Task: Transcribe all the records with complete accuracy.
◇ ◇ ◇
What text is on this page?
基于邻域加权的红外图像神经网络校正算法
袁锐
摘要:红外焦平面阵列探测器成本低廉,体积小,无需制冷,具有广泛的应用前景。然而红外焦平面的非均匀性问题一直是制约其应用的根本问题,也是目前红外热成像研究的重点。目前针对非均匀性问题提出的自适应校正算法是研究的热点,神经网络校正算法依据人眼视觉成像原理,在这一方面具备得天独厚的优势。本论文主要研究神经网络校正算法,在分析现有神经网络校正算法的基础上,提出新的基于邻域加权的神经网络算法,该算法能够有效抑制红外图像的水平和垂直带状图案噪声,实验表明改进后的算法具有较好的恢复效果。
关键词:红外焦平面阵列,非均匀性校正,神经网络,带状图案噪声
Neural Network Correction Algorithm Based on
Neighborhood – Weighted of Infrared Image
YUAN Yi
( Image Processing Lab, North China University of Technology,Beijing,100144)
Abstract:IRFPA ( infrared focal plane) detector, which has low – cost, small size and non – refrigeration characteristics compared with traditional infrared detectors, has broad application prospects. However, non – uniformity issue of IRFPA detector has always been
◇ ◇ ◇
Result below:
What text is on this page?
基于邻域加权的红外图像神经网络校正算法
袁锐
摘要:红外焦平面阵列探测器成本低廉,体积小,无需制冷,具有广泛的应用前景。然而红外焦平面的非均匀性问题一直是制约其应用的根本问题,也是目前红外热成像研究的重点。目前针对非均匀性问题提出的自适应校正算法是研究的热点,神经网络校正算法依据人眼视觉成像原理,在这一方面具备得天独厚的优势。本论文主要研究神经网络校正算法,在分析现有神经网络校正算法的基础上,提出新的基于邻域加权的神经网络算法,该算法能够有效抑制红外图像的水平和垂直带状图案噪声,实验表明改进后的算法具有较好的恢复效果。
关键词:红外焦平面阵列,非均匀性校正,神经网络,带状图案噪声
Neural Network Correction Algorithm Based on
Neighborhood – Weighted of Infrared Image
YUAN Yi
( Image Processing Lab, North China University of Technology,Beijing,100144)
Abstract:IRFPA ( infrared focal plane) detector, which has low – cost, small size and non – refrigeration characteristics compared with traditional infrared detectors, has broad application prospects. However, non – uniformity issue of IRFPA detector has always been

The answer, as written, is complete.